Work instructions: Pictures stay out of your copy, but everything else in the records below must be repeated exactly.

Input rows:
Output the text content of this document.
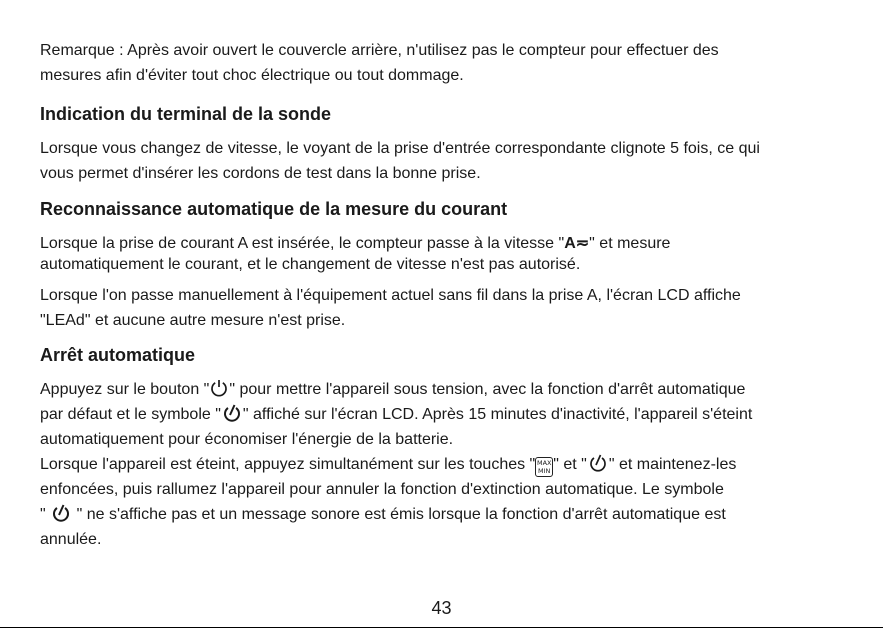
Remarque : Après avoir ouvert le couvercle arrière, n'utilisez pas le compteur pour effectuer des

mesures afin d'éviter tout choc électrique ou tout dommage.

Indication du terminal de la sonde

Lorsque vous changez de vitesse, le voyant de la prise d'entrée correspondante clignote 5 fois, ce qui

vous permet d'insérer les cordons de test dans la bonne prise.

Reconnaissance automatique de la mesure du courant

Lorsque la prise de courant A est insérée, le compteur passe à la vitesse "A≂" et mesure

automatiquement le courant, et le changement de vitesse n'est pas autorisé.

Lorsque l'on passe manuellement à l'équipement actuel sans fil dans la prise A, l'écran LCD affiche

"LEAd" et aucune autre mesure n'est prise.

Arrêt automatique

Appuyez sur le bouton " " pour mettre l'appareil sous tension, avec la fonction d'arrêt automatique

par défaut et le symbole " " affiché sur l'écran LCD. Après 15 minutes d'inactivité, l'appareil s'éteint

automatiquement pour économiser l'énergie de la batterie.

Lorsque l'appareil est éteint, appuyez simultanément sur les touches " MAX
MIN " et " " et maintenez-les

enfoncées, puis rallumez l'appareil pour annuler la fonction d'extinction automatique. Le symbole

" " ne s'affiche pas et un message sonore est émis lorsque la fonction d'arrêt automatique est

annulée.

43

Expected answer:
Output the text content of this document.
Remarque : Après avoir ouvert le couvercle arrière, n'utilisez pas le compteur pour effectuer des

mesures afin d'éviter tout choc électrique ou tout dommage.

Indication du terminal de la sonde

Lorsque vous changez de vitesse, le voyant de la prise d'entrée correspondante clignote 5 fois, ce qui

vous permet d'insérer les cordons de test dans la bonne prise.

Reconnaissance automatique de la mesure du courant

Lorsque la prise de courant A est insérée, le compteur passe à la vitesse "A≂" et mesure

automatiquement le courant, et le changement de vitesse n'est pas autorisé.

Lorsque l'on passe manuellement à l'équipement actuel sans fil dans la prise A, l'écran LCD affiche

"LEAd" et aucune autre mesure n'est prise.

Arrêt automatique

Appuyez sur le bouton " " pour mettre l'appareil sous tension, avec la fonction d'arrêt automatique

par défaut et le symbole " " affiché sur l'écran LCD. Après 15 minutes d'inactivité, l'appareil s'éteint

automatiquement pour économiser l'énergie de la batterie.

Lorsque l'appareil est éteint, appuyez simultanément sur les touches " MAX
MIN " et " " et maintenez-les

enfoncées, puis rallumez l'appareil pour annuler la fonction d'extinction automatique. Le symbole

" " ne s'affiche pas et un message sonore est émis lorsque la fonction d'arrêt automatique est

annulée.

43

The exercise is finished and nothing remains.